[Entries with figure data]
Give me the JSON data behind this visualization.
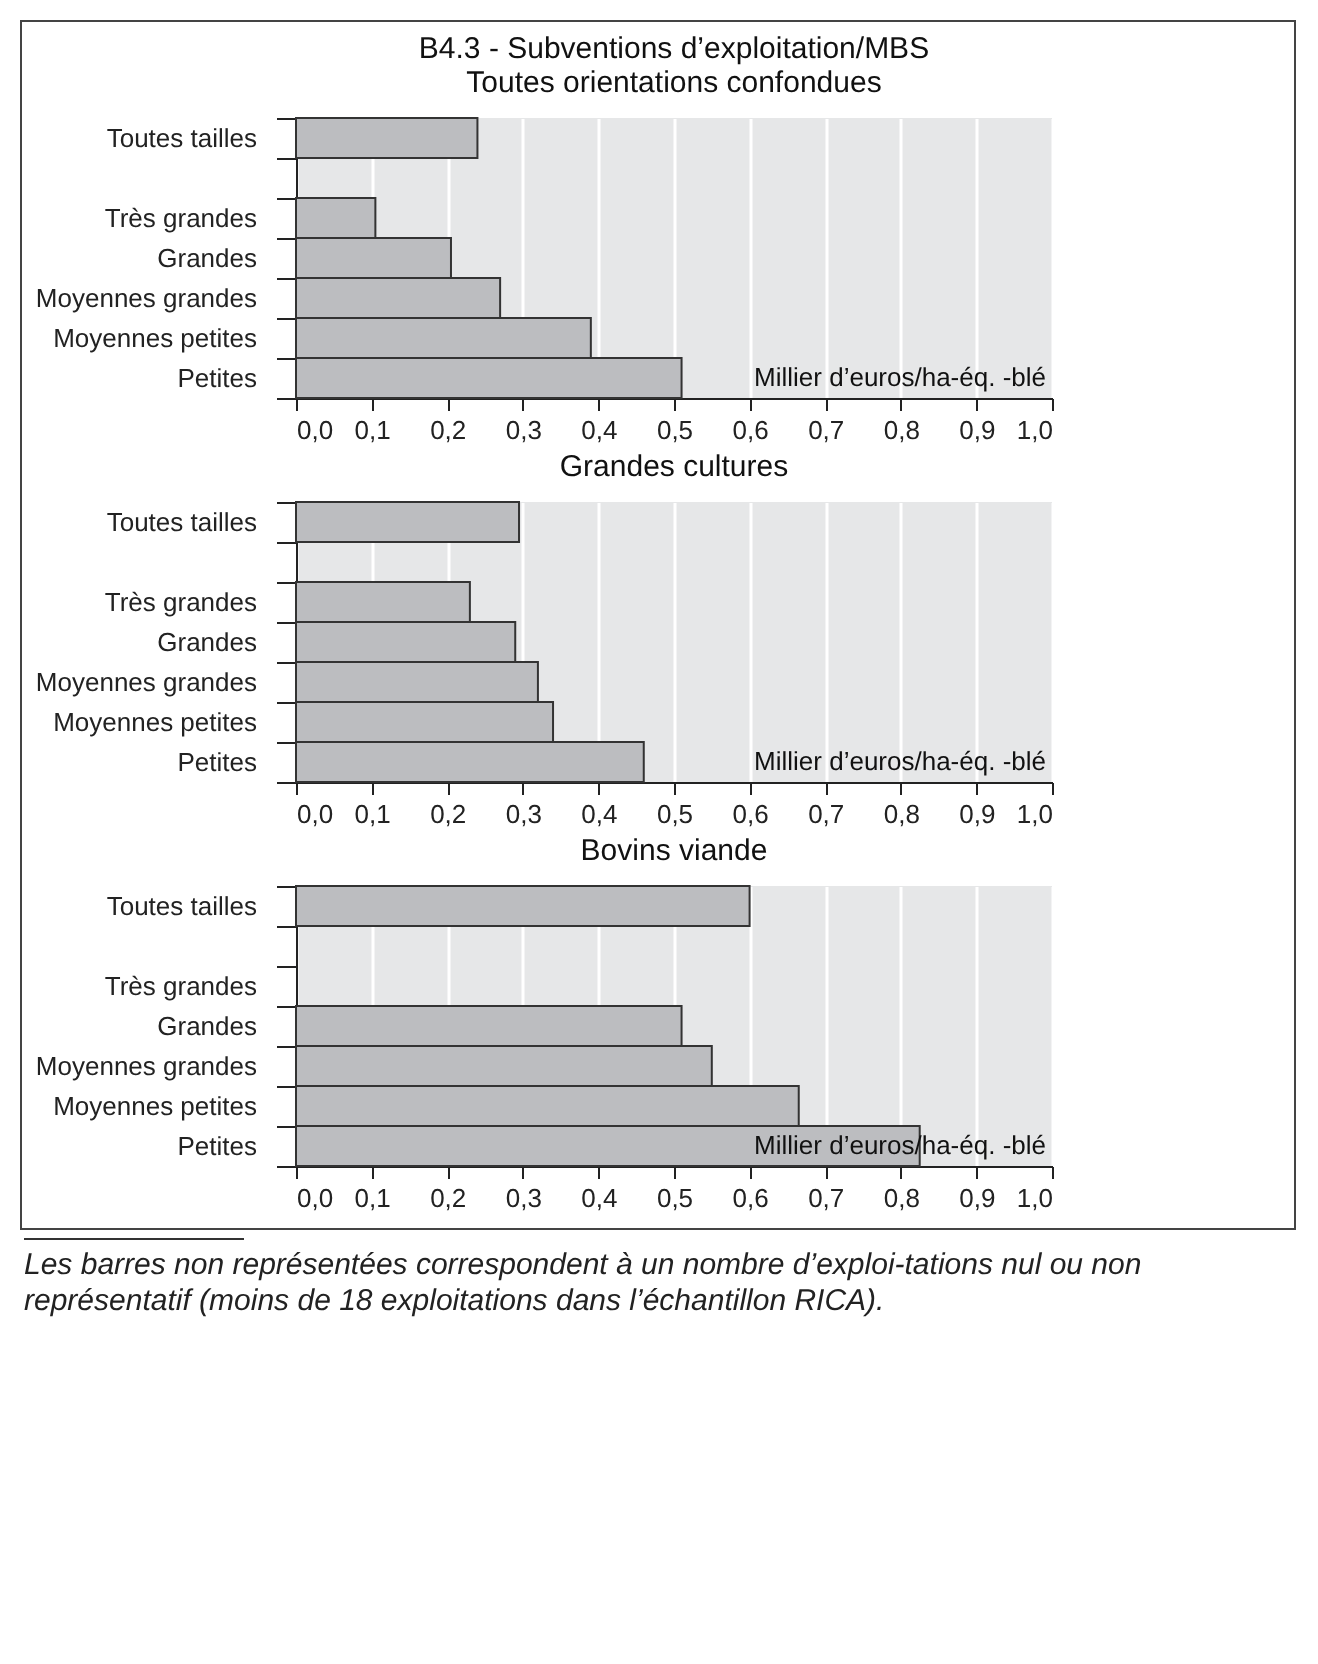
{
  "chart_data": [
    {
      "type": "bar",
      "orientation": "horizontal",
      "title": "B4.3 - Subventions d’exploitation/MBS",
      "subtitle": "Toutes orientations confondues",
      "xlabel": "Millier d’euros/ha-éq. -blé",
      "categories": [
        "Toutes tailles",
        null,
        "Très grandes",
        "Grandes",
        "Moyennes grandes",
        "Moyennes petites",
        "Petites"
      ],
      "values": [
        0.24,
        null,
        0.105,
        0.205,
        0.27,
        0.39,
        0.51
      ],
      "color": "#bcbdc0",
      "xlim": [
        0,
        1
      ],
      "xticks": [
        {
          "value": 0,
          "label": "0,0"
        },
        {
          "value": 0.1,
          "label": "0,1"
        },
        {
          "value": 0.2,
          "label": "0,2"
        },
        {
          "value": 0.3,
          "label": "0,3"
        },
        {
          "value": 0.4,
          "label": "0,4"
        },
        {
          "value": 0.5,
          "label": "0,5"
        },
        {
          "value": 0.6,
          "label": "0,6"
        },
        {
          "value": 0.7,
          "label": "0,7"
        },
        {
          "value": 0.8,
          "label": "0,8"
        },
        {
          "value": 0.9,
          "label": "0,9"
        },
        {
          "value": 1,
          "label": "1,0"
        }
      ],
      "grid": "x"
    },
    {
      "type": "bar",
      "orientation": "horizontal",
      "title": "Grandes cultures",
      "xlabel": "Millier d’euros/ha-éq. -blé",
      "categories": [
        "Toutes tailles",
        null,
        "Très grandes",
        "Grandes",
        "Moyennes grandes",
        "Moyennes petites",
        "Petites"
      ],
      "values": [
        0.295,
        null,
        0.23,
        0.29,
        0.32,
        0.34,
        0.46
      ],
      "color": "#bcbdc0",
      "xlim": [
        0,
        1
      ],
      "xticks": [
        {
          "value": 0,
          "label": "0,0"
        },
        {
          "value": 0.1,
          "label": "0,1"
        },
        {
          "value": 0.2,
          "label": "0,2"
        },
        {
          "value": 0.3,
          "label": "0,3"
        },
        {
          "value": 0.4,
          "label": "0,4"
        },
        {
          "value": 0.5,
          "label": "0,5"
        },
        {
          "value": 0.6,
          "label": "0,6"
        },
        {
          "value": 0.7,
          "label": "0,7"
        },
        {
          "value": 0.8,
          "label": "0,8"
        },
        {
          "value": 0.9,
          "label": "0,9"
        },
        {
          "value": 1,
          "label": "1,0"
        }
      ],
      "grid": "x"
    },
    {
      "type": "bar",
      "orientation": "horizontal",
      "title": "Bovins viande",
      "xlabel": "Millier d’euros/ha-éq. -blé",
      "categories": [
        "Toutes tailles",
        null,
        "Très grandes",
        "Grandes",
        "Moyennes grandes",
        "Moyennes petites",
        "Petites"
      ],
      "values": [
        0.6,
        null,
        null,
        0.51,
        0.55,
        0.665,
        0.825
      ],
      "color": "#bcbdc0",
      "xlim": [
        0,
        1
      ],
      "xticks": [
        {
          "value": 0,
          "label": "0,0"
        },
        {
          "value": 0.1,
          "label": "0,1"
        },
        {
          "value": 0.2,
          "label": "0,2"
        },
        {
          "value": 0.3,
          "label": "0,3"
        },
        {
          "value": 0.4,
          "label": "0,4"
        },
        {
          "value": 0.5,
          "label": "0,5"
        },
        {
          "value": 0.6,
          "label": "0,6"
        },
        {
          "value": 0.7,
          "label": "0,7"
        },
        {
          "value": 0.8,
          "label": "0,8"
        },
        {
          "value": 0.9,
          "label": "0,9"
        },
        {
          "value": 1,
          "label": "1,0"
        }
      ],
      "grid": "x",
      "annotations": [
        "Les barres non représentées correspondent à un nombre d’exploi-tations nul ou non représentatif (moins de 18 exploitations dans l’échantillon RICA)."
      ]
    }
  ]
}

--

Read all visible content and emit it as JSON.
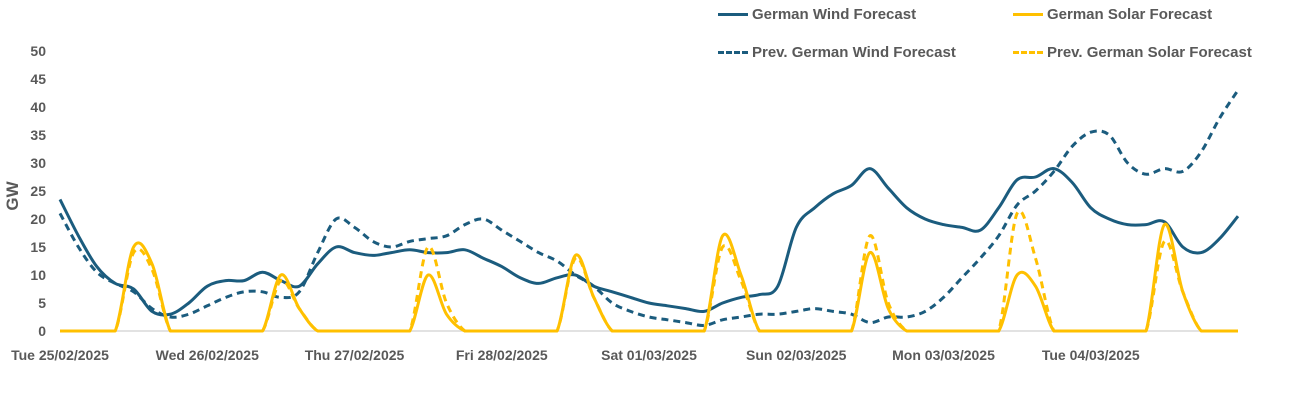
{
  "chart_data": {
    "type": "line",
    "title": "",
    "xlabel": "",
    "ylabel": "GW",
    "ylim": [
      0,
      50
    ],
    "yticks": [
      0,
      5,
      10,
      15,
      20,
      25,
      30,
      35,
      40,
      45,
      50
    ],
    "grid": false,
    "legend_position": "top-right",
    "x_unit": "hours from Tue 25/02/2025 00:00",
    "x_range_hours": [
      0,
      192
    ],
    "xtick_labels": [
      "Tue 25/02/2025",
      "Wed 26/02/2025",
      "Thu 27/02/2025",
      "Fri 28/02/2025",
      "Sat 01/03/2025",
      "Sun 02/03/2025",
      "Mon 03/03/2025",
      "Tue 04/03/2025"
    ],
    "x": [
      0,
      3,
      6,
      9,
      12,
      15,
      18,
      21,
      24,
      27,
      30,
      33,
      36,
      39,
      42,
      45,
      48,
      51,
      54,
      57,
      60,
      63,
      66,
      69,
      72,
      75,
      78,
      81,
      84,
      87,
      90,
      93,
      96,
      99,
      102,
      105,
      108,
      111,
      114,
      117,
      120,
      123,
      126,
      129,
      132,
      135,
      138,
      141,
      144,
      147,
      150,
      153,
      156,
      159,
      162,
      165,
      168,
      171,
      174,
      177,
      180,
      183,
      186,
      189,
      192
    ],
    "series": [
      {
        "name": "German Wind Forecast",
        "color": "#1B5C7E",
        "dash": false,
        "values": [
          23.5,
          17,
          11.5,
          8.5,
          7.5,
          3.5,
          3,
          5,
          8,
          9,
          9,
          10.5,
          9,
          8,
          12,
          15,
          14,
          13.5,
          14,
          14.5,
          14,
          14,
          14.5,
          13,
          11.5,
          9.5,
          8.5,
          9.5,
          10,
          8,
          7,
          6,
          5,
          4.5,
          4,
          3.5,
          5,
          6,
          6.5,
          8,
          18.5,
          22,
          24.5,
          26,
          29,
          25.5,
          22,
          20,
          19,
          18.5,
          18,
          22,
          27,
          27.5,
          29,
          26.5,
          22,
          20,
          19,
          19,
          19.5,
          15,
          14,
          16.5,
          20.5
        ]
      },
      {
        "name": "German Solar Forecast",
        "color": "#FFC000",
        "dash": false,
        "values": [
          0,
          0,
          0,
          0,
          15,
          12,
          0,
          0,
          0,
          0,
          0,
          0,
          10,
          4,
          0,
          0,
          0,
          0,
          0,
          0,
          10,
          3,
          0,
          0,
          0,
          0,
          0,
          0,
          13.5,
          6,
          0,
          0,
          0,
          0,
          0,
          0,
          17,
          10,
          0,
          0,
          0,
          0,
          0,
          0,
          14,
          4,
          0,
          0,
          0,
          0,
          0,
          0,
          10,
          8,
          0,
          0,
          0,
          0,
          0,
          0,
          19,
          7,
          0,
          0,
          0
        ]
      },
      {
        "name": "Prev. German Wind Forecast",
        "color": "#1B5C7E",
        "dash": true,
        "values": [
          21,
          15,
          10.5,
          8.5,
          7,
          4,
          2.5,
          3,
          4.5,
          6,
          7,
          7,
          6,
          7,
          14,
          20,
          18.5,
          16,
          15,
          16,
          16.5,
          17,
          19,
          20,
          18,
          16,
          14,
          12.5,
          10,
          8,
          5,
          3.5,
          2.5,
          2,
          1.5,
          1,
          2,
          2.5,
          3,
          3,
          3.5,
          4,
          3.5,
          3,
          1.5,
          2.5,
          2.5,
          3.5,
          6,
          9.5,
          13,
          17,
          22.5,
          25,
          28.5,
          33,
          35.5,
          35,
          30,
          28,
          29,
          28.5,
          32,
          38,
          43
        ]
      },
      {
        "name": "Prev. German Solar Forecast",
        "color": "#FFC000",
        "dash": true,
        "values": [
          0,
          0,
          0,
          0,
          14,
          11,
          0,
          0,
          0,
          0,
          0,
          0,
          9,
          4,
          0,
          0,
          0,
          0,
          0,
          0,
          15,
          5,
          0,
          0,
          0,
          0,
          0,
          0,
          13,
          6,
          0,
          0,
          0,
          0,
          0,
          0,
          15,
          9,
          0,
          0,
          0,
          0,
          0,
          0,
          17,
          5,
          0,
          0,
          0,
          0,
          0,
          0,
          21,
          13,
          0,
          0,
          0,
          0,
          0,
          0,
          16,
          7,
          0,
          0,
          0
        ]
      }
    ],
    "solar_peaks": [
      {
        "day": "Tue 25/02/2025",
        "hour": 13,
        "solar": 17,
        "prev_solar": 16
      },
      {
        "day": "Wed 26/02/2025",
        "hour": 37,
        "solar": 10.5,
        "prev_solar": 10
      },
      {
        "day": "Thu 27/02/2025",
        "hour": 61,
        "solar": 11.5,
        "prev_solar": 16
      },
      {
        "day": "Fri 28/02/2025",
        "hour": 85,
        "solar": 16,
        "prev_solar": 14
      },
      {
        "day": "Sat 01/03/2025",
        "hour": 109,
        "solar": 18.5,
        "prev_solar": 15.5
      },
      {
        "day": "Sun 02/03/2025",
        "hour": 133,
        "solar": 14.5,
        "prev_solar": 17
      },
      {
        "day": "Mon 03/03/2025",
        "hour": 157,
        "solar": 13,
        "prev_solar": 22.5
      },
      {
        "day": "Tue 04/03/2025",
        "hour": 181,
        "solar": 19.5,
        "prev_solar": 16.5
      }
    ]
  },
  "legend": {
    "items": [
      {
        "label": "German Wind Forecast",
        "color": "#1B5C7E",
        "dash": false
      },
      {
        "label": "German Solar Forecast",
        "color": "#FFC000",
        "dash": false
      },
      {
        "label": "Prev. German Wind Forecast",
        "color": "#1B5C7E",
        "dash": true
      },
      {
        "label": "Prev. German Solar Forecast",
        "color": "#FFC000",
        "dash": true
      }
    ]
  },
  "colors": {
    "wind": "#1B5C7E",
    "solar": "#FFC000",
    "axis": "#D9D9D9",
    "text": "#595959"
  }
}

▸ **STATED TASK**
Copy each line of the listing that contains the string "Forecast".

▸ **EXERCISE SOLUTION**
        "name": "German Wind Forecast",
        "name": "German Solar Forecast",
        "name": "Prev. German Wind Forecast",
        "name": "Prev. German Solar Forecast",
        "label": "German Wind Forecast",
        "label": "German Solar Forecast",
        "label": "Prev. German Wind Forecast",
        "label": "Prev. German Solar Forecast",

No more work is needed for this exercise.